***** SUPPLIED MATERIAL *****

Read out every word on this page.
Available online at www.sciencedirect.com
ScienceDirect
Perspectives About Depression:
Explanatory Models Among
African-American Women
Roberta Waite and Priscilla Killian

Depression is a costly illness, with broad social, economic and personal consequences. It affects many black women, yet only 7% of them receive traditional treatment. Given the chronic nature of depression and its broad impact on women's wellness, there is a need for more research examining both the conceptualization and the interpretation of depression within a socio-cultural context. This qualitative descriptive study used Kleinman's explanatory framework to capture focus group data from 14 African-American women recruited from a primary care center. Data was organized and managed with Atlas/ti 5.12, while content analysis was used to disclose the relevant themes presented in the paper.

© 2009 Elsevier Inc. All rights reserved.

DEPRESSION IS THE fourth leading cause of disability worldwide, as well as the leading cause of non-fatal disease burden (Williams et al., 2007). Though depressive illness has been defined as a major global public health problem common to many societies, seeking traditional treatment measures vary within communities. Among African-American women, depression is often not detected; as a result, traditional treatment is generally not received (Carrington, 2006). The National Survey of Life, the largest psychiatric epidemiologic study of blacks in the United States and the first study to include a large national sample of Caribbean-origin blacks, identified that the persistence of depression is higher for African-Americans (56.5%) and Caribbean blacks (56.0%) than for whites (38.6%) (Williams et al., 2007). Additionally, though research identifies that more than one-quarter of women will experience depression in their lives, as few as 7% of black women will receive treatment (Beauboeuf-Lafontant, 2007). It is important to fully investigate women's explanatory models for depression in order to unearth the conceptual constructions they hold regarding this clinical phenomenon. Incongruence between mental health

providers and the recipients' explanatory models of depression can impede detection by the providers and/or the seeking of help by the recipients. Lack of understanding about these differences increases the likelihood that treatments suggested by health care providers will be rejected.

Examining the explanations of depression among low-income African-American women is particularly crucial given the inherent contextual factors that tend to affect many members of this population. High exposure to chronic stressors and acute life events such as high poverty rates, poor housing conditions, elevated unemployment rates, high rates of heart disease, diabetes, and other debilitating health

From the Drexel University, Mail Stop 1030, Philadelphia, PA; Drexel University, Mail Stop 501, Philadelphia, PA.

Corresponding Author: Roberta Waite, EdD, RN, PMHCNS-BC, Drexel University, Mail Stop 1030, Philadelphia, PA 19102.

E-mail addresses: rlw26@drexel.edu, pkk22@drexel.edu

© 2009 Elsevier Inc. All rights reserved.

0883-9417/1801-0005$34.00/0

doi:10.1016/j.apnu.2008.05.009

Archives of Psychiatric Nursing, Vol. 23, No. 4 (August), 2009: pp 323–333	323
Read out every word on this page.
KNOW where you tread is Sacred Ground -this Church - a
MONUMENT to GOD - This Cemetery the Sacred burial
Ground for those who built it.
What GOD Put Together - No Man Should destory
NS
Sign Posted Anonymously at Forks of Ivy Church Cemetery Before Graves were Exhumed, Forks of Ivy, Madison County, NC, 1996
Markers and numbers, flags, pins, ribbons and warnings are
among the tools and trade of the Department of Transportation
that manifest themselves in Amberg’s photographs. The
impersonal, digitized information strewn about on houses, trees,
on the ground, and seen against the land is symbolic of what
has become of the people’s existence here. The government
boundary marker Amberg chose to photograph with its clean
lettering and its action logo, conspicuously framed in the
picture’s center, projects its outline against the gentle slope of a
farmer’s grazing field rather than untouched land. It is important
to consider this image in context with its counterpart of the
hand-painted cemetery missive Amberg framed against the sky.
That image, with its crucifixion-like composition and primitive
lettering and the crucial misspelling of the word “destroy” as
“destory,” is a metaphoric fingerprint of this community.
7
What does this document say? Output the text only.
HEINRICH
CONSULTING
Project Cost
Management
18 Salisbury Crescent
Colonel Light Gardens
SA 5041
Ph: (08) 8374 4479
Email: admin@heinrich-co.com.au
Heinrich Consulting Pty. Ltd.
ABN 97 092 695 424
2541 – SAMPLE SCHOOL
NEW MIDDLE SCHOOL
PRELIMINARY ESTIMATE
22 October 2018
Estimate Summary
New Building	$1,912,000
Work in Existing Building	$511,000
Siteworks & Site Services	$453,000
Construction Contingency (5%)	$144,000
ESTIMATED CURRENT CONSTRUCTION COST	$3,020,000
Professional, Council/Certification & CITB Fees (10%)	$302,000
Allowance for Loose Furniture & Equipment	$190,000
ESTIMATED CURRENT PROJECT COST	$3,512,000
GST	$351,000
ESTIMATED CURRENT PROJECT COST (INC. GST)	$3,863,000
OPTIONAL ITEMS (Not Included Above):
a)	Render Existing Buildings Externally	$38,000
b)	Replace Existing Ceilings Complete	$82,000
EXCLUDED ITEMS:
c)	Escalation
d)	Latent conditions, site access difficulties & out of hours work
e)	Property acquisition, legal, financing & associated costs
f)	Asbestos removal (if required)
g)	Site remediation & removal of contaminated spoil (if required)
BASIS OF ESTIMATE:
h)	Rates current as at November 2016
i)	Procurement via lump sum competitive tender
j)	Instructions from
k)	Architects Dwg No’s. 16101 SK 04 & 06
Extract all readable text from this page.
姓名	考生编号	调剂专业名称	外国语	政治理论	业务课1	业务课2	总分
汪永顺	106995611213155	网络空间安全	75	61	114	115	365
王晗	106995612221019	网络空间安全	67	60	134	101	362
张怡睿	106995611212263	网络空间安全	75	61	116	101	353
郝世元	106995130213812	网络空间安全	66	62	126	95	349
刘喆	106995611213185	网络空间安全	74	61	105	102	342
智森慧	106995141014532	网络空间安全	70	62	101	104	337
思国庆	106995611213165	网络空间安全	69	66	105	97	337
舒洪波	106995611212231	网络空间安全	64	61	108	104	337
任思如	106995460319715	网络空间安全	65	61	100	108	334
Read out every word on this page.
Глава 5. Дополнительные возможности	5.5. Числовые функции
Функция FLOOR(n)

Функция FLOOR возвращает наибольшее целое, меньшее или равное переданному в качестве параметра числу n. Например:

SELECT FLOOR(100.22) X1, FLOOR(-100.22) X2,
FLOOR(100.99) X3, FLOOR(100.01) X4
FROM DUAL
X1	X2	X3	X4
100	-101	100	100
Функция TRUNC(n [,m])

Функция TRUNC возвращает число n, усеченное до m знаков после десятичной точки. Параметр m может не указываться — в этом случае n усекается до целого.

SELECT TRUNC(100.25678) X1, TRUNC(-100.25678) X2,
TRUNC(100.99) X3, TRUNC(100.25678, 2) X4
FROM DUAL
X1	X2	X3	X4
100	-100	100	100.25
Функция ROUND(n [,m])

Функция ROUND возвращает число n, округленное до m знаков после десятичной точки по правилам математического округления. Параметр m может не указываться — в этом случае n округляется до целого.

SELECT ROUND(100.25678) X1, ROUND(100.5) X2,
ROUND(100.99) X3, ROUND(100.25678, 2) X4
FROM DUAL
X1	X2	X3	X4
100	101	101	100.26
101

*****

YOUR TASK
Every entry should be output exactly as written, please.

WRITTEN ANSWER
Read out every word on this page.
Available online at www.sciencedirect.com
ScienceDirect
Perspectives About Depression:
Explanatory Models Among
African-American Women
Roberta Waite and Priscilla Killian

Depression is a costly illness, with broad social, economic and personal consequences. It affects many black women, yet only 7% of them receive traditional treatment. Given the chronic nature of depression and its broad impact on women's wellness, there is a need for more research examining both the conceptualization and the interpretation of depression within a socio-cultural context. This qualitative descriptive study used Kleinman's explanatory framework to capture focus group data from 14 African-American women recruited from a primary care center. Data was organized and managed with Atlas/ti 5.12, while content analysis was used to disclose the relevant themes presented in the paper.

© 2009 Elsevier Inc. All rights reserved.

DEPRESSION IS THE fourth leading cause of disability worldwide, as well as the leading cause of non-fatal disease burden (Williams et al., 2007). Though depressive illness has been defined as a major global public health problem common to many societies, seeking traditional treatment measures vary within communities. Among African-American women, depression is often not detected; as a result, traditional treatment is generally not received (Carrington, 2006). The National Survey of Life, the largest psychiatric epidemiologic study of blacks in the United States and the first study to include a large national sample of Caribbean-origin blacks, identified that the persistence of depression is higher for African-Americans (56.5%) and Caribbean blacks (56.0%) than for whites (38.6%) (Williams et al., 2007). Additionally, though research identifies that more than one-quarter of women will experience depression in their lives, as few as 7% of black women will receive treatment (Beauboeuf-Lafontant, 2007). It is important to fully investigate women's explanatory models for depression in order to unearth the conceptual constructions they hold regarding this clinical phenomenon. Incongruence between mental health

providers and the recipients' explanatory models of depression can impede detection by the providers and/or the seeking of help by the recipients. Lack of understanding about these differences increases the likelihood that treatments suggested by health care providers will be rejected.

Examining the explanations of depression among low-income African-American women is particularly crucial given the inherent contextual factors that tend to affect many members of this population. High exposure to chronic stressors and acute life events such as high poverty rates, poor housing conditions, elevated unemployment rates, high rates of heart disease, diabetes, and other debilitating health

From the Drexel University, Mail Stop 1030, Philadelphia, PA; Drexel University, Mail Stop 501, Philadelphia, PA.

Corresponding Author: Roberta Waite, EdD, RN, PMHCNS-BC, Drexel University, Mail Stop 1030, Philadelphia, PA 19102.

E-mail addresses: rlw26@drexel.edu, pkk22@drexel.edu

© 2009 Elsevier Inc. All rights reserved.

0883-9417/1801-0005$34.00/0

doi:10.1016/j.apnu.2008.05.009

Archives of Psychiatric Nursing, Vol. 23, No. 4 (August), 2009: pp 323–333	323
Read out every word on this page.
KNOW where you tread is Sacred Ground -this Church - a
MONUMENT to GOD - This Cemetery the Sacred burial
Ground for those who built it.
What GOD Put Together - No Man Should destory
NS
Sign Posted Anonymously at Forks of Ivy Church Cemetery Before Graves were Exhumed, Forks of Ivy, Madison County, NC, 1996
Markers and numbers, flags, pins, ribbons and warnings are
among the tools and trade of the Department of Transportation
that manifest themselves in Amberg’s photographs. The
impersonal, digitized information strewn about on houses, trees,
on the ground, and seen against the land is symbolic of what
has become of the people’s existence here. The government
boundary marker Amberg chose to photograph with its clean
lettering and its action logo, conspicuously framed in the
picture’s center, projects its outline against the gentle slope of a
farmer’s grazing field rather than untouched land. It is important
to consider this image in context with its counterpart of the
hand-painted cemetery missive Amberg framed against the sky.
That image, with its crucifixion-like composition and primitive
lettering and the crucial misspelling of the word “destroy” as
“destory,” is a metaphoric fingerprint of this community.
7
What does this document say? Output the text only.
HEINRICH
CONSULTING
Project Cost
Management
18 Salisbury Crescent
Colonel Light Gardens
SA 5041
Ph: (08) 8374 4479
Email: admin@heinrich-co.com.au
Heinrich Consulting Pty. Ltd.
ABN 97 092 695 424
2541 – SAMPLE SCHOOL
NEW MIDDLE SCHOOL
PRELIMINARY ESTIMATE
22 October 2018
Estimate Summary
New Building	$1,912,000
Work in Existing Building	$511,000
Siteworks & Site Services	$453,000
Construction Contingency (5%)	$144,000
ESTIMATED CURRENT CONSTRUCTION COST	$3,020,000
Professional, Council/Certification & CITB Fees (10%)	$302,000
Allowance for Loose Furniture & Equipment	$190,000
ESTIMATED CURRENT PROJECT COST	$3,512,000
GST	$351,000
ESTIMATED CURRENT PROJECT COST (INC. GST)	$3,863,000
OPTIONAL ITEMS (Not Included Above):
a)	Render Existing Buildings Externally	$38,000
b)	Replace Existing Ceilings Complete	$82,000
EXCLUDED ITEMS:
c)	Escalation
d)	Latent conditions, site access difficulties & out of hours work
e)	Property acquisition, legal, financing & associated costs
f)	Asbestos removal (if required)
g)	Site remediation & removal of contaminated spoil (if required)
BASIS OF ESTIMATE:
h)	Rates current as at November 2016
i)	Procurement via lump sum competitive tender
j)	Instructions from
k)	Architects Dwg No’s. 16101 SK 04 & 06
Extract all readable text from this page.
姓名	考生编号	调剂专业名称	外国语	政治理论	业务课1	业务课2	总分
汪永顺	106995611213155	网络空间安全	75	61	114	115	365
王晗	106995612221019	网络空间安全	67	60	134	101	362
张怡睿	106995611212263	网络空间安全	75	61	116	101	353
郝世元	106995130213812	网络空间安全	66	62	126	95	349
刘喆	106995611213185	网络空间安全	74	61	105	102	342
智森慧	106995141014532	网络空间安全	70	62	101	104	337
思国庆	106995611213165	网络空间安全	69	66	105	97	337
舒洪波	106995611212231	网络空间安全	64	61	108	104	337
任思如	106995460319715	网络空间安全	65	61	100	108	334
Read out every word on this page.
Глава 5. Дополнительные возможности	5.5. Числовые функции
Функция FLOOR(n)

Функция FLOOR возвращает наибольшее целое, меньшее или равное переданному в качестве параметра числу n. Например:

SELECT FLOOR(100.22) X1, FLOOR(-100.22) X2,
FLOOR(100.99) X3, FLOOR(100.01) X4
FROM DUAL
X1	X2	X3	X4
100	-101	100	100
Функция TRUNC(n [,m])

Функция TRUNC возвращает число n, усеченное до m знаков после десятичной точки. Параметр m может не указываться — в этом случае n усекается до целого.

SELECT TRUNC(100.25678) X1, TRUNC(-100.25678) X2,
TRUNC(100.99) X3, TRUNC(100.25678, 2) X4
FROM DUAL
X1	X2	X3	X4
100	-100	100	100.25
Функция ROUND(n [,m])

Функция ROUND возвращает число n, округленное до m знаков после десятичной точки по правилам математического округления. Параметр m может не указываться — в этом случае n округляется до целого.

SELECT ROUND(100.25678) X1, ROUND(100.5) X2,
ROUND(100.99) X3, ROUND(100.25678, 2) X4
FROM DUAL
X1	X2	X3	X4
100	101	101	100.26
101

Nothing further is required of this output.